■ EXERCISE INSTRUCTIONS ■
Identify each line in the records below that contains the word "gear", and copy it.

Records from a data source
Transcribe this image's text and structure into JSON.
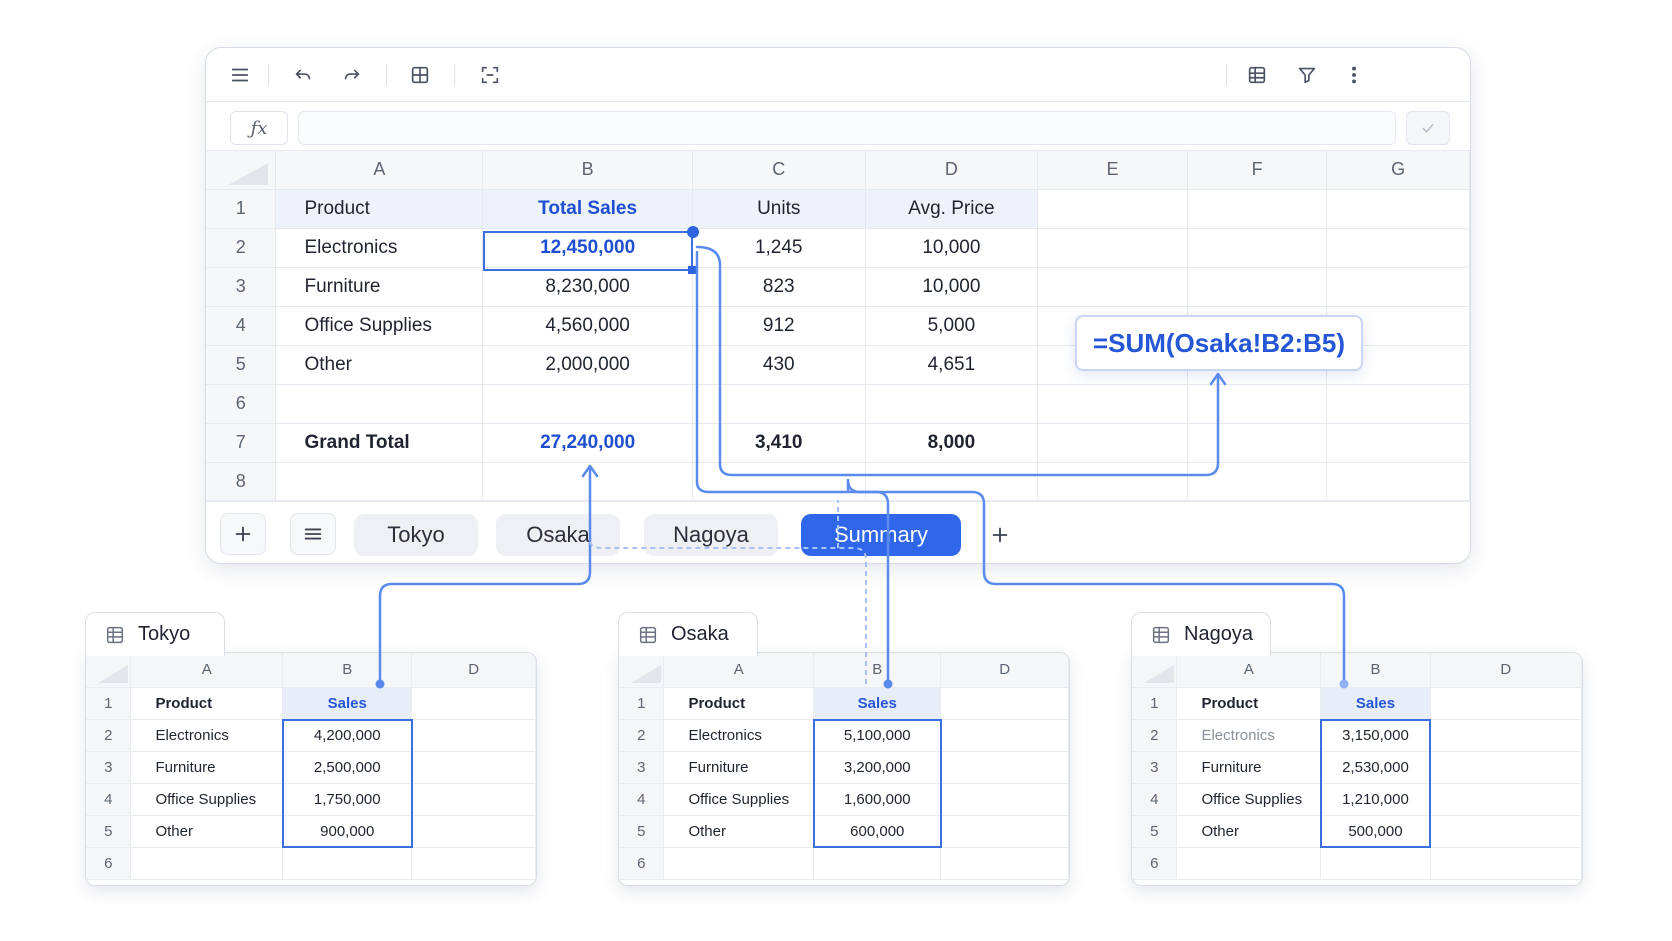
{
  "toolbar": {
    "icons": [
      "menu-icon",
      "undo-icon",
      "redo-icon",
      "table-icon",
      "select-icon",
      "grid-view-icon",
      "filter-icon",
      "more-icon"
    ]
  },
  "formula_bar": {
    "fx_label": "ƒx",
    "value": ""
  },
  "main_grid": {
    "columns": [
      "A",
      "B",
      "C",
      "D",
      "E",
      "F",
      "G"
    ],
    "rows": [
      {
        "n": "1",
        "a": "Product",
        "b": "Total Sales",
        "c": "Units",
        "d": "Avg. Price"
      },
      {
        "n": "2",
        "a": "Electronics",
        "b": "12,450,000",
        "c": "1,245",
        "d": "10,000"
      },
      {
        "n": "3",
        "a": "Furniture",
        "b": "8,230,000",
        "c": "823",
        "d": "10,000"
      },
      {
        "n": "4",
        "a": "Office Supplies",
        "b": "4,560,000",
        "c": "912",
        "d": "5,000"
      },
      {
        "n": "5",
        "a": "Other",
        "b": "2,000,000",
        "c": "430",
        "d": "4,651"
      },
      {
        "n": "6",
        "a": "",
        "b": "",
        "c": "",
        "d": ""
      },
      {
        "n": "7",
        "a": "Grand Total",
        "b": "27,240,000",
        "c": "3,410",
        "d": "8,000"
      },
      {
        "n": "8",
        "a": "",
        "b": "",
        "c": "",
        "d": ""
      }
    ]
  },
  "formula_callout": "=SUM(Osaka!B2:B5)",
  "sheet_tabs": [
    "Tokyo",
    "Osaka",
    "Nagoya",
    "Summary"
  ],
  "active_tab": "Summary",
  "mini_sheets": [
    {
      "name": "Tokyo",
      "columns": [
        "A",
        "B",
        "D"
      ],
      "rows": [
        {
          "n": "1",
          "a": "Product",
          "b": "Sales"
        },
        {
          "n": "2",
          "a": "Electronics",
          "b": "4,200,000"
        },
        {
          "n": "3",
          "a": "Furniture",
          "b": "2,500,000"
        },
        {
          "n": "4",
          "a": "Office Supplies",
          "b": "1,750,000"
        },
        {
          "n": "5",
          "a": "Other",
          "b": "900,000"
        },
        {
          "n": "6",
          "a": "",
          "b": ""
        }
      ]
    },
    {
      "name": "Osaka",
      "columns": [
        "A",
        "B",
        "D"
      ],
      "rows": [
        {
          "n": "1",
          "a": "Product",
          "b": "Sales"
        },
        {
          "n": "2",
          "a": "Electronics",
          "b": "5,100,000"
        },
        {
          "n": "3",
          "a": "Furniture",
          "b": "3,200,000"
        },
        {
          "n": "4",
          "a": "Office Supplies",
          "b": "1,600,000"
        },
        {
          "n": "5",
          "a": "Other",
          "b": "600,000"
        },
        {
          "n": "6",
          "a": "",
          "b": ""
        }
      ]
    },
    {
      "name": "Nagoya",
      "columns": [
        "A",
        "B",
        "D"
      ],
      "rows": [
        {
          "n": "1",
          "a": "Product",
          "b": "Sales"
        },
        {
          "n": "2",
          "a": "Electronics",
          "b": "3,150,000"
        },
        {
          "n": "3",
          "a": "Furniture",
          "b": "2,530,000"
        },
        {
          "n": "4",
          "a": "Office Supplies",
          "b": "1,210,000"
        },
        {
          "n": "5",
          "a": "Other",
          "b": "500,000"
        },
        {
          "n": "6",
          "a": "",
          "b": ""
        }
      ]
    }
  ],
  "colors": {
    "accent": "#2f66ea",
    "selection": "#3a6fe0",
    "connector": "#5a8bec",
    "value_text": "#1f4fd1"
  }
}
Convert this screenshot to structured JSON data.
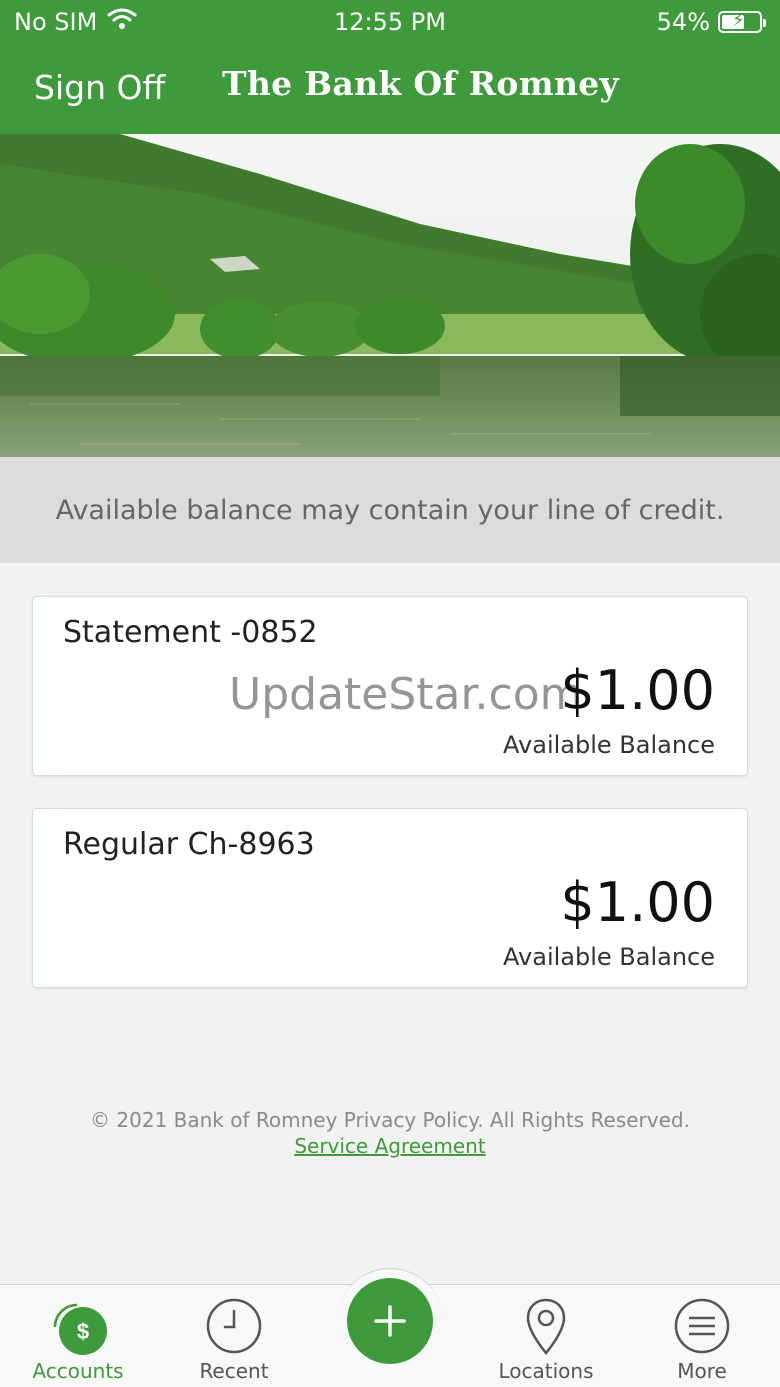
{
  "status_bar": {
    "carrier": "No SIM",
    "time": "12:55 PM",
    "battery": "54%",
    "battery_level": 0.54
  },
  "header": {
    "sign_off": "Sign Off",
    "brand": "The Bank Of Romney"
  },
  "notice": "Available balance may contain your line of credit.",
  "accounts": [
    {
      "name": "Statement -0852",
      "amount": "$1.00",
      "label": "Available Balance"
    },
    {
      "name": "Regular Ch-8963",
      "amount": "$1.00",
      "label": "Available Balance"
    }
  ],
  "watermark": "UpdateStar.com",
  "footer": {
    "copyright": "© 2021 Bank of Romney Privacy Policy. All Rights Reserved.",
    "service_agreement": "Service Agreement"
  },
  "tabs": [
    {
      "label": "Accounts",
      "icon": "dollar-icon",
      "active": true
    },
    {
      "label": "Recent",
      "icon": "clock-icon"
    },
    {
      "label": "add",
      "icon": "plus-icon"
    },
    {
      "label": "Locations",
      "icon": "location-pin-icon"
    },
    {
      "label": "More",
      "icon": "menu-icon"
    }
  ],
  "colors": {
    "brand_green": "#3e9a3a",
    "notice_bg": "#dcdcdc",
    "page_bg": "#f2f2f2"
  }
}
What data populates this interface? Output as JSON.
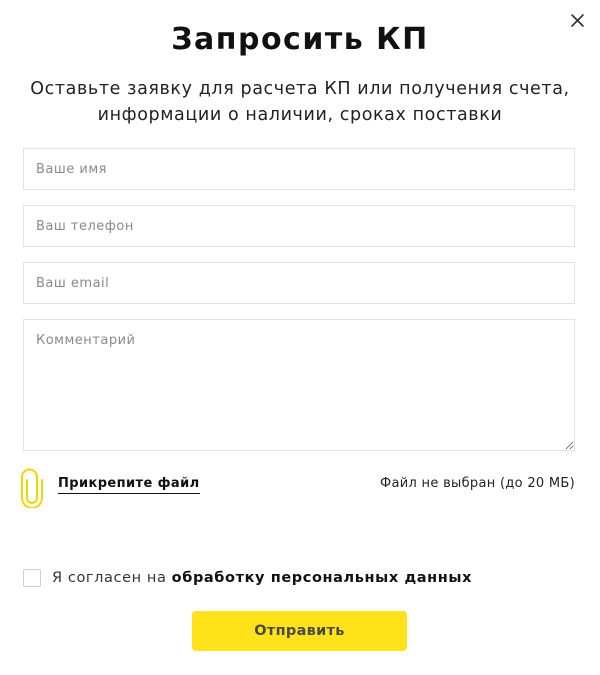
{
  "modal": {
    "title": "Запросить КП",
    "subtitle": "Оставьте заявку для расчета КП или получения счета, информации о наличии, сроках поставки",
    "close_icon": "close-icon"
  },
  "form": {
    "name_placeholder": "Ваше имя",
    "phone_placeholder": "Ваш телефон",
    "email_placeholder": "Ваш email",
    "comment_placeholder": "Комментарий"
  },
  "attachment": {
    "icon": "paperclip-icon",
    "link_label": "Прикрепите файл",
    "status": "Файл не выбран (до 20 МБ)"
  },
  "consent": {
    "checked": false,
    "text": "Я согласен на ",
    "link_label": "обработку персональных данных"
  },
  "submit": {
    "label": "Отправить"
  },
  "colors": {
    "accent": "#ffe31a",
    "icon_accent": "#f4d500",
    "text": "#111111",
    "border": "#e2e2e2"
  }
}
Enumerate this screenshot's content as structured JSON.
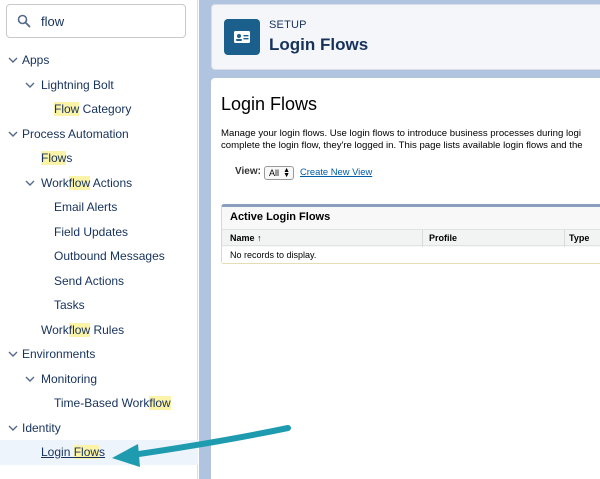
{
  "sidebar": {
    "search_value": "flow",
    "items": [
      {
        "pre": "",
        "hl": "",
        "post": "Apps"
      },
      {
        "pre": "",
        "hl": "",
        "post": "Lightning Bolt"
      },
      {
        "pre": "",
        "hl": "Flow",
        "post": " Category"
      },
      {
        "pre": "",
        "hl": "",
        "post": "Process Automation"
      },
      {
        "pre": "",
        "hl": "Flow",
        "post": "s"
      },
      {
        "pre": "Work",
        "hl": "flow",
        "post": " Actions"
      },
      {
        "pre": "",
        "hl": "",
        "post": "Email Alerts"
      },
      {
        "pre": "",
        "hl": "",
        "post": "Field Updates"
      },
      {
        "pre": "",
        "hl": "",
        "post": "Outbound Messages"
      },
      {
        "pre": "",
        "hl": "",
        "post": "Send Actions"
      },
      {
        "pre": "",
        "hl": "",
        "post": "Tasks"
      },
      {
        "pre": "Work",
        "hl": "flow",
        "post": " Rules"
      },
      {
        "pre": "",
        "hl": "",
        "post": "Environments"
      },
      {
        "pre": "",
        "hl": "",
        "post": "Monitoring"
      },
      {
        "pre": "Time-Based Work",
        "hl": "flow",
        "post": ""
      },
      {
        "pre": "",
        "hl": "",
        "post": "Identity"
      },
      {
        "pre": "Login ",
        "hl": "Flow",
        "post": "s"
      }
    ]
  },
  "header": {
    "setup_label": "SETUP",
    "title": "Login Flows"
  },
  "main": {
    "page_title": "Login Flows",
    "desc_line1": "Manage your login flows. Use login flows to introduce business processes during logi",
    "desc_line2": "complete the login flow, they're logged in. This page lists available login flows and the",
    "view_label": "View:",
    "view_value": "All",
    "create_view_link": "Create New View",
    "panel": {
      "title": "Active Login Flows",
      "columns": [
        "Name",
        "Profile",
        "Type"
      ],
      "sort_glyph": "↑",
      "empty_message": "No records to display."
    }
  },
  "colors": {
    "accent": "#1b5f8c",
    "highlight": "#fbf3a8",
    "annotation_arrow": "#1f9bb0",
    "background": "#b0c4df"
  }
}
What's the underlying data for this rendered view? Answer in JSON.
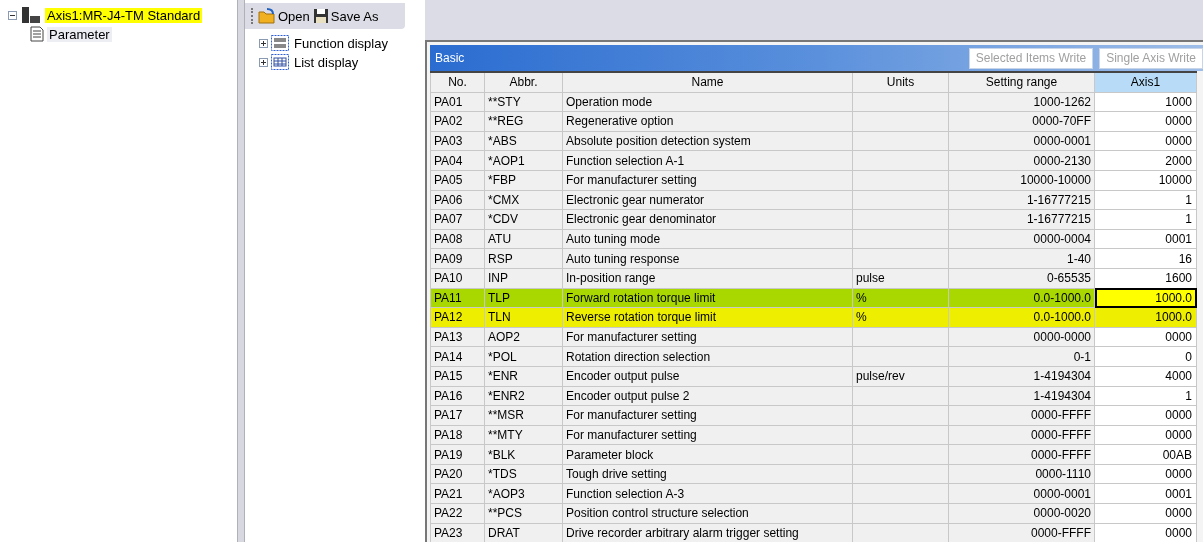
{
  "project_tree": {
    "label": "Axis1:MR-J4-TM Standard",
    "selected": true,
    "expanded": true,
    "children": [
      {
        "label": "Parameter",
        "selected": false
      }
    ]
  },
  "toolbar": [
    {
      "label": "Open",
      "kind": "open"
    },
    {
      "label": "Save As",
      "kind": "save"
    }
  ],
  "display_tree": [
    {
      "label": "Function display",
      "kind": "function",
      "expanded": false
    },
    {
      "label": "List display",
      "kind": "list",
      "expanded": false
    }
  ],
  "panel": {
    "title": "Basic",
    "buttons": [
      {
        "label": "Selected Items Write",
        "disabled": true
      },
      {
        "label": "Single Axis Write",
        "disabled": true
      }
    ],
    "columns": [
      "No.",
      "Abbr.",
      "Name",
      "Units",
      "Setting range",
      "Axis1"
    ],
    "rows": [
      {
        "no": "PA01",
        "abbr": "**STY",
        "name": "Operation mode",
        "units": "",
        "range": "1000-1262",
        "axis1": "1000",
        "selected": false
      },
      {
        "no": "PA02",
        "abbr": "**REG",
        "name": "Regenerative option",
        "units": "",
        "range": "0000-70FF",
        "axis1": "0000",
        "selected": false
      },
      {
        "no": "PA03",
        "abbr": "*ABS",
        "name": "Absolute position detection system",
        "units": "",
        "range": "0000-0001",
        "axis1": "0000",
        "selected": false
      },
      {
        "no": "PA04",
        "abbr": "*AOP1",
        "name": "Function selection A-1",
        "units": "",
        "range": "0000-2130",
        "axis1": "2000",
        "selected": false
      },
      {
        "no": "PA05",
        "abbr": "*FBP",
        "name": "For manufacturer setting",
        "units": "",
        "range": "10000-10000",
        "axis1": "10000",
        "selected": false
      },
      {
        "no": "PA06",
        "abbr": "*CMX",
        "name": "Electronic gear numerator",
        "units": "",
        "range": "1-16777215",
        "axis1": "1",
        "selected": false
      },
      {
        "no": "PA07",
        "abbr": "*CDV",
        "name": "Electronic gear denominator",
        "units": "",
        "range": "1-16777215",
        "axis1": "1",
        "selected": false
      },
      {
        "no": "PA08",
        "abbr": "ATU",
        "name": "Auto tuning mode",
        "units": "",
        "range": "0000-0004",
        "axis1": "0001",
        "selected": false
      },
      {
        "no": "PA09",
        "abbr": "RSP",
        "name": "Auto tuning response",
        "units": "",
        "range": "1-40",
        "axis1": "16",
        "selected": false
      },
      {
        "no": "PA10",
        "abbr": "INP",
        "name": "In-position range",
        "units": "pulse",
        "range": "0-65535",
        "axis1": "1600",
        "selected": false
      },
      {
        "no": "PA11",
        "abbr": "TLP",
        "name": "Forward rotation torque limit",
        "units": "%",
        "range": "0.0-1000.0",
        "axis1": "1000.0",
        "selected": true,
        "color": "#a8d800"
      },
      {
        "no": "PA12",
        "abbr": "TLN",
        "name": "Reverse rotation torque limit",
        "units": "%",
        "range": "0.0-1000.0",
        "axis1": "1000.0",
        "selected": false,
        "color": "#eeee00"
      },
      {
        "no": "PA13",
        "abbr": "AOP2",
        "name": "For manufacturer setting",
        "units": "",
        "range": "0000-0000",
        "axis1": "0000",
        "selected": false
      },
      {
        "no": "PA14",
        "abbr": "*POL",
        "name": "Rotation direction selection",
        "units": "",
        "range": "0-1",
        "axis1": "0",
        "selected": false
      },
      {
        "no": "PA15",
        "abbr": "*ENR",
        "name": "Encoder output pulse",
        "units": "pulse/rev",
        "range": "1-4194304",
        "axis1": "4000",
        "selected": false
      },
      {
        "no": "PA16",
        "abbr": "*ENR2",
        "name": "Encoder output pulse 2",
        "units": "",
        "range": "1-4194304",
        "axis1": "1",
        "selected": false
      },
      {
        "no": "PA17",
        "abbr": "**MSR",
        "name": "For manufacturer setting",
        "units": "",
        "range": "0000-FFFF",
        "axis1": "0000",
        "selected": false
      },
      {
        "no": "PA18",
        "abbr": "**MTY",
        "name": "For manufacturer setting",
        "units": "",
        "range": "0000-FFFF",
        "axis1": "0000",
        "selected": false
      },
      {
        "no": "PA19",
        "abbr": "*BLK",
        "name": "Parameter block",
        "units": "",
        "range": "0000-FFFF",
        "axis1": "00AB",
        "selected": false
      },
      {
        "no": "PA20",
        "abbr": "*TDS",
        "name": "Tough drive setting",
        "units": "",
        "range": "0000-1110",
        "axis1": "0000",
        "selected": false
      },
      {
        "no": "PA21",
        "abbr": "*AOP3",
        "name": "Function selection A-3",
        "units": "",
        "range": "0000-0001",
        "axis1": "0001",
        "selected": false
      },
      {
        "no": "PA22",
        "abbr": "**PCS",
        "name": "Position control structure selection",
        "units": "",
        "range": "0000-0020",
        "axis1": "0000",
        "selected": false
      },
      {
        "no": "PA23",
        "abbr": "DRAT",
        "name": "Drive recorder arbitrary alarm trigger setting",
        "units": "",
        "range": "0000-FFFF",
        "axis1": "0000",
        "selected": false
      }
    ]
  }
}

■ TASK SOLUTION ■
        "name": "Electronic gear numerator",
        "name": "Electronic gear denominator",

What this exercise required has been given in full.